**Extracted entries:**

==*==

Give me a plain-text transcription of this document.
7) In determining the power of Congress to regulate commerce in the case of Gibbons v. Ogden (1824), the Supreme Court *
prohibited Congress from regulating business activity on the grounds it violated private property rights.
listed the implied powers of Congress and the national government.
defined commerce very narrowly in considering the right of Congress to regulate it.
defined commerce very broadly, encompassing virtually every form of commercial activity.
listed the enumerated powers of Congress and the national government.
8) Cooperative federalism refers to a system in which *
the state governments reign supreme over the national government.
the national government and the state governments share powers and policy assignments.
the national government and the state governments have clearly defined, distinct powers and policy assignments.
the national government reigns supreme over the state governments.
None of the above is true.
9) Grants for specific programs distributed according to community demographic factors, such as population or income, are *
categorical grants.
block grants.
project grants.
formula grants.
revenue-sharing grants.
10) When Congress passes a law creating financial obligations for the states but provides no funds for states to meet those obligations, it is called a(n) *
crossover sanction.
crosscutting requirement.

==*==

**Your instructions:**
Copy out every line in the entries above that holds "activity".

**Answer below:**
prohibited Congress from regulating business activity on the grounds it violated private property rights.
defined commerce very broadly, encompassing virtually every form of commercial activity.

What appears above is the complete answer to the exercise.